TASK GOAL: Can you find the lines of the listing that include "klienta" and copy every one?

====

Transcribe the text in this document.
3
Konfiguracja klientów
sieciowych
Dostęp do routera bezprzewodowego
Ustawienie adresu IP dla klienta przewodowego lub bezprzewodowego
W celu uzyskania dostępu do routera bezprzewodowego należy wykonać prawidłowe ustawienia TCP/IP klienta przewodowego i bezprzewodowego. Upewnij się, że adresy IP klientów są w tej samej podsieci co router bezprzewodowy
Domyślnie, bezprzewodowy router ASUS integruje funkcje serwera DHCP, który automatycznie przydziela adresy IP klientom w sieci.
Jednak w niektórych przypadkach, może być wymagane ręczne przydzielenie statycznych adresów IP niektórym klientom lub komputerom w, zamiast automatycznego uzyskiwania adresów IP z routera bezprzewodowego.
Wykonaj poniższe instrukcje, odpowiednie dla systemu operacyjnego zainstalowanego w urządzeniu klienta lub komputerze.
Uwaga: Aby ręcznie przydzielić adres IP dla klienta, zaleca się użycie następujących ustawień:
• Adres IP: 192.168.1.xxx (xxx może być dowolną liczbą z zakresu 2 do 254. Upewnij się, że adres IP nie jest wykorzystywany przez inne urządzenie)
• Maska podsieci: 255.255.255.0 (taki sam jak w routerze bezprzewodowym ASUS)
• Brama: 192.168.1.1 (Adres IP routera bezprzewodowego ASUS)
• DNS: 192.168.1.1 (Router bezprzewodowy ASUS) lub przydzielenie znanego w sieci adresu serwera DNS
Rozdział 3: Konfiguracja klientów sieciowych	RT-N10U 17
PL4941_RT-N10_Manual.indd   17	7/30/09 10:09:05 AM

====

CORRECT OUTPUT:
Ustawienie adresu IP dla klienta przewodowego lub bezprzewodowego
W celu uzyskania dostępu do routera bezprzewodowego należy wykonać prawidłowe ustawienia TCP/IP klienta przewodowego i bezprzewodowego. Upewnij się, że adresy IP klientów są w tej samej podsieci co router bezprzewodowy
Wykonaj poniższe instrukcje, odpowiednie dla systemu operacyjnego zainstalowanego w urządzeniu klienta lub komputerze.
Uwaga: Aby ręcznie przydzielić adres IP dla klienta, zaleca się użycie następujących ustawień:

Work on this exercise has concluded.